▼

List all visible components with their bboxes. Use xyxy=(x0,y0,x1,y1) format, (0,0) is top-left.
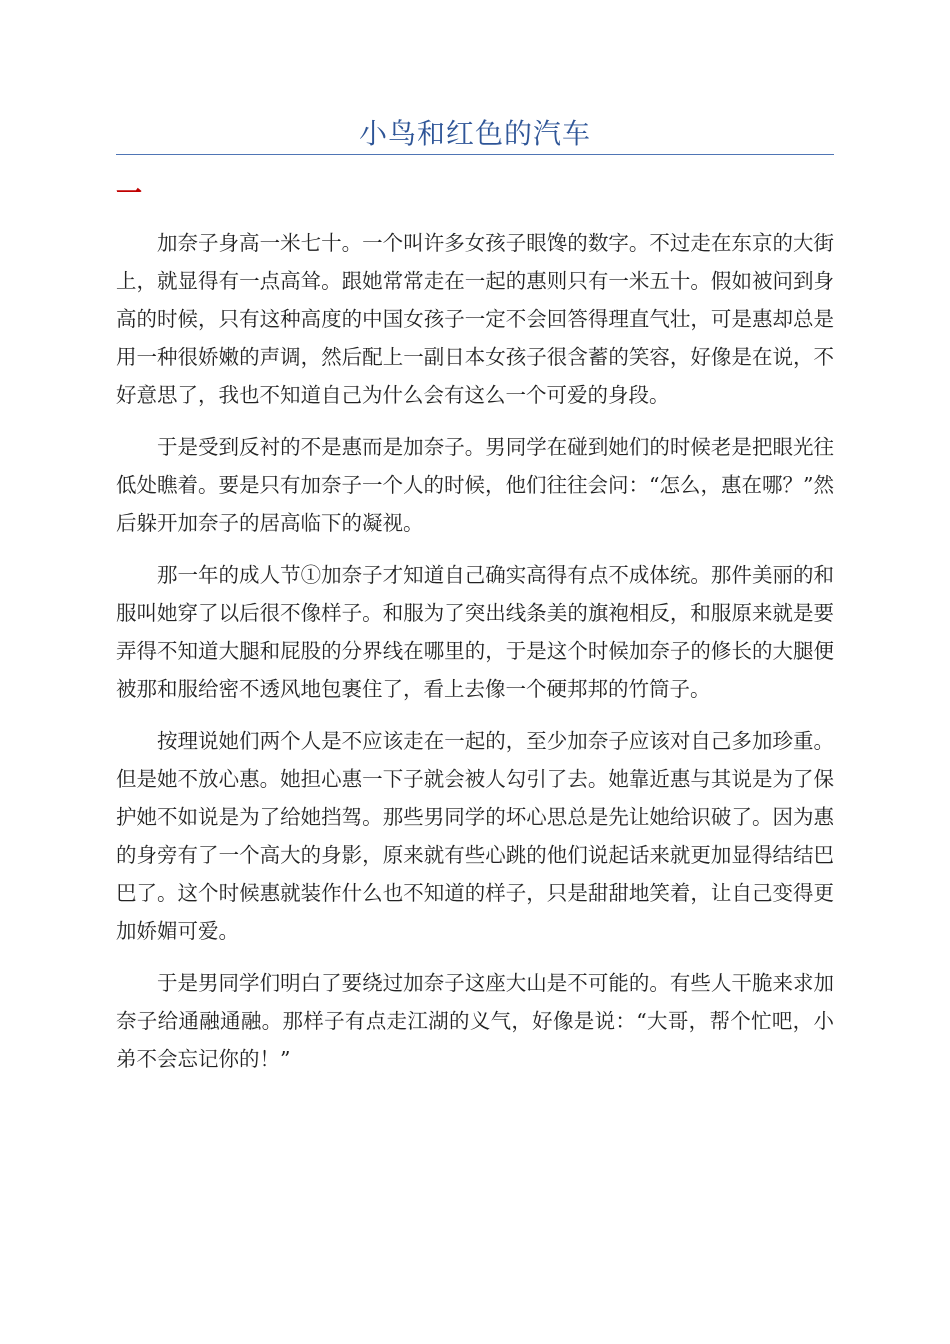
title-divider xyxy=(116,154,834,155)
paragraph: 那一年的成人节①加奈子才知道自己确实高得有点不成体统。那件美丽的和服叫她穿了以后很不像样子。和服为了突出线条美的旗袍相反，和服原来就是要弄得不知道大腿和屁股的分界线在哪里的，于是这个时候加奈子的修长的大腿便被那和服给密不透风地包裹住了，看上去像一个硬邦邦的竹筒子。 xyxy=(116,563,834,701)
paragraph: 于是男同学们明白了要绕过加奈子这座大山是不可能的。有些人干脆来求加奈子给通融通融。那样子有点走江湖的义气，好像是说：“大哥，帮个忙吧，小弟不会忘记你的！” xyxy=(116,971,834,1071)
body-text xyxy=(116,224,834,1092)
paragraph: 于是受到反衬的不是惠而是加奈子。男同学在碰到她们的时候老是把眼光往低处瞧着。要是只有加奈子一个人的时候，他们往往会问：“怎么，惠在哪？”然后躲开加奈子的居高临下的凝视。 xyxy=(116,435,834,535)
paragraph: 按理说她们两个人是不应该走在一起的，至少加奈子应该对自己多加珍重。但是她不放心惠。她担心惠一下子就会被人勾引了去。她靠近惠与其说是为了保护她不如说是为了给她挡驾。那些男同学的坏心思总是先让她给识破了。因为惠的身旁有了一个高大的身影，原来就有些心跳的他们说起话来就更加显得结结巴巴了。这个时候惠就装作什么也不知道的样子，只是甜甜地笑着，让自己变得更加娇媚可爱。 xyxy=(116,729,834,943)
document-title: 小鸟和红色的汽车 xyxy=(358,117,591,150)
section-number: 一 xyxy=(116,179,143,209)
paragraph: 加奈子身高一米七十。一个叫许多女孩子眼馋的数字。不过走在东京的大街上，就显得有一点高耸。跟她常常走在一起的惠则只有一米五十。假如被问到身高的时候，只有这种高度的中国女孩子一定不会回答得理直气壮，可是惠却总是用一种很娇嫩的声调，然后配上一副日本女孩子很含蓄的笑容，好像是在说，不好意思了，我也不知道自己为什么会有这么一个可爱的身段。 xyxy=(116,231,834,407)
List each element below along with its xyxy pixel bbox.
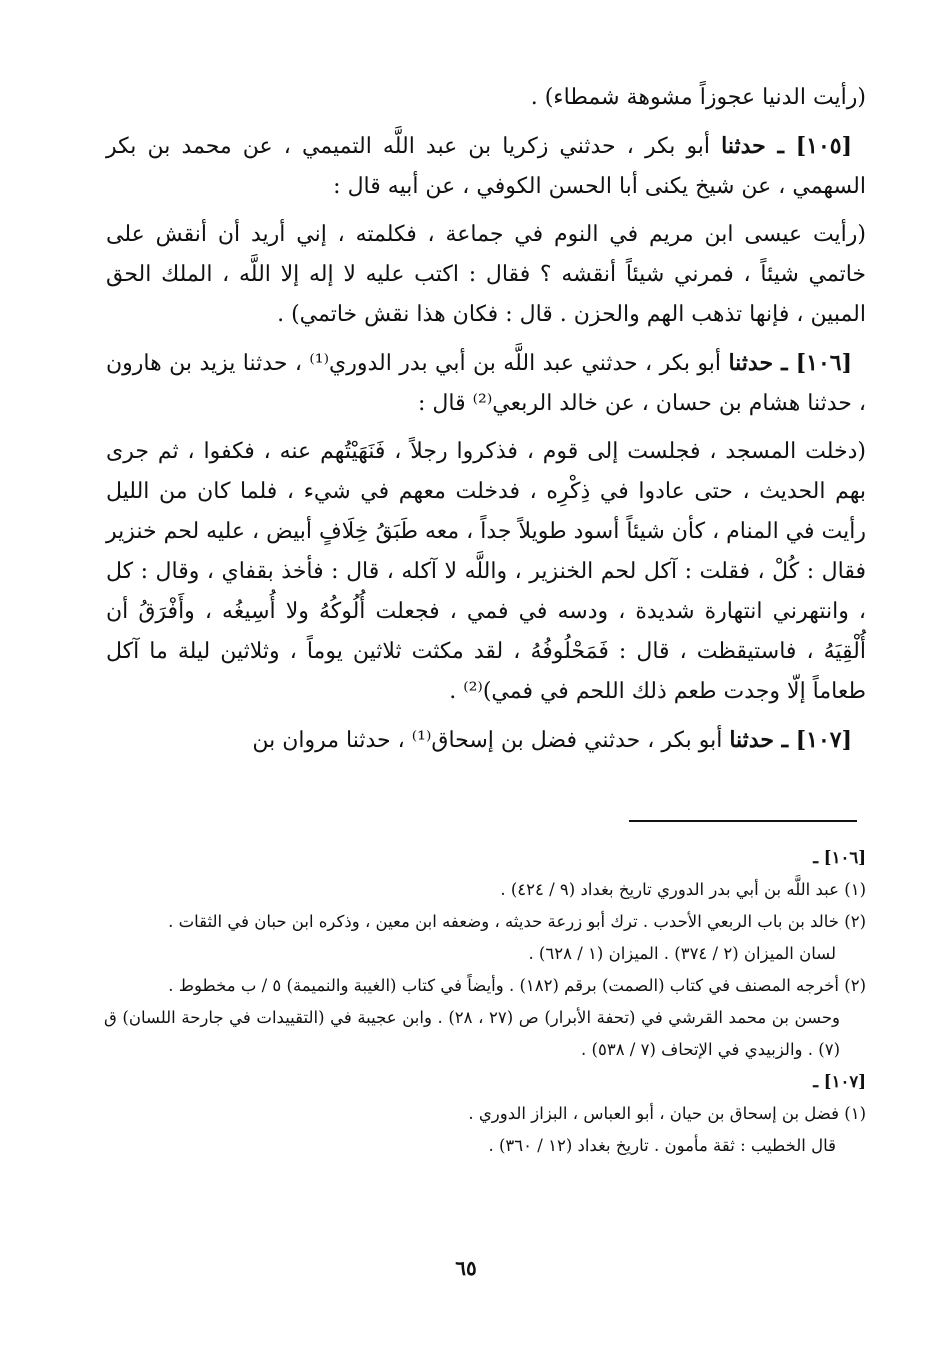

▲

Could you return all of the lines above word for word, leaving out the pictures?

Output below>
List all visible components with their bboxes. Use xyxy=(x0,y0,x1,y1) format, (0,0) is top-left.
title-divider xyxy=(116,154,834,155)
paragraph: 那一年的成人节①加奈子才知道自己确实高得有点不成体统。那件美丽的和服叫她穿了以后很不像样子。和服为了突出线条美的旗袍相反，和服原来就是要弄得不知道大腿和屁股的分界线在哪里的，于是这个时候加奈子的修长的大腿便被那和服给密不透风地包裹住了，看上去像一个硬邦邦的竹筒子。 xyxy=(116,563,834,701)
paragraph: 于是男同学们明白了要绕过加奈子这座大山是不可能的。有些人干脆来求加奈子给通融通融。那样子有点走江湖的义气，好像是说：“大哥，帮个忙吧，小弟不会忘记你的！” xyxy=(116,971,834,1071)
body-text xyxy=(116,224,834,1092)
paragraph: 于是受到反衬的不是惠而是加奈子。男同学在碰到她们的时候老是把眼光往低处瞧着。要是只有加奈子一个人的时候，他们往往会问：“怎么，惠在哪？”然后躲开加奈子的居高临下的凝视。 xyxy=(116,435,834,535)
paragraph: 按理说她们两个人是不应该走在一起的，至少加奈子应该对自己多加珍重。但是她不放心惠。她担心惠一下子就会被人勾引了去。她靠近惠与其说是为了保护她不如说是为了给她挡驾。那些男同学的坏心思总是先让她给识破了。因为惠的身旁有了一个高大的身影，原来就有些心跳的他们说起话来就更加显得结结巴巴了。这个时候惠就装作什么也不知道的样子，只是甜甜地笑着，让自己变得更加娇媚可爱。 xyxy=(116,729,834,943)
document-title: 小鸟和红色的汽车 xyxy=(358,117,591,150)
section-number: 一 xyxy=(116,179,143,209)
paragraph: 加奈子身高一米七十。一个叫许多女孩子眼馋的数字。不过走在东京的大街上，就显得有一点高耸。跟她常常走在一起的惠则只有一米五十。假如被问到身高的时候，只有这种高度的中国女孩子一定不会回答得理直气壮，可是惠却总是用一种很娇嫩的声调，然后配上一副日本女孩子很含蓄的笑容，好像是在说，不好意思了，我也不知道自己为什么会有这么一个可爱的身段。 xyxy=(116,231,834,407)
List each element below along with its xyxy pixel bbox.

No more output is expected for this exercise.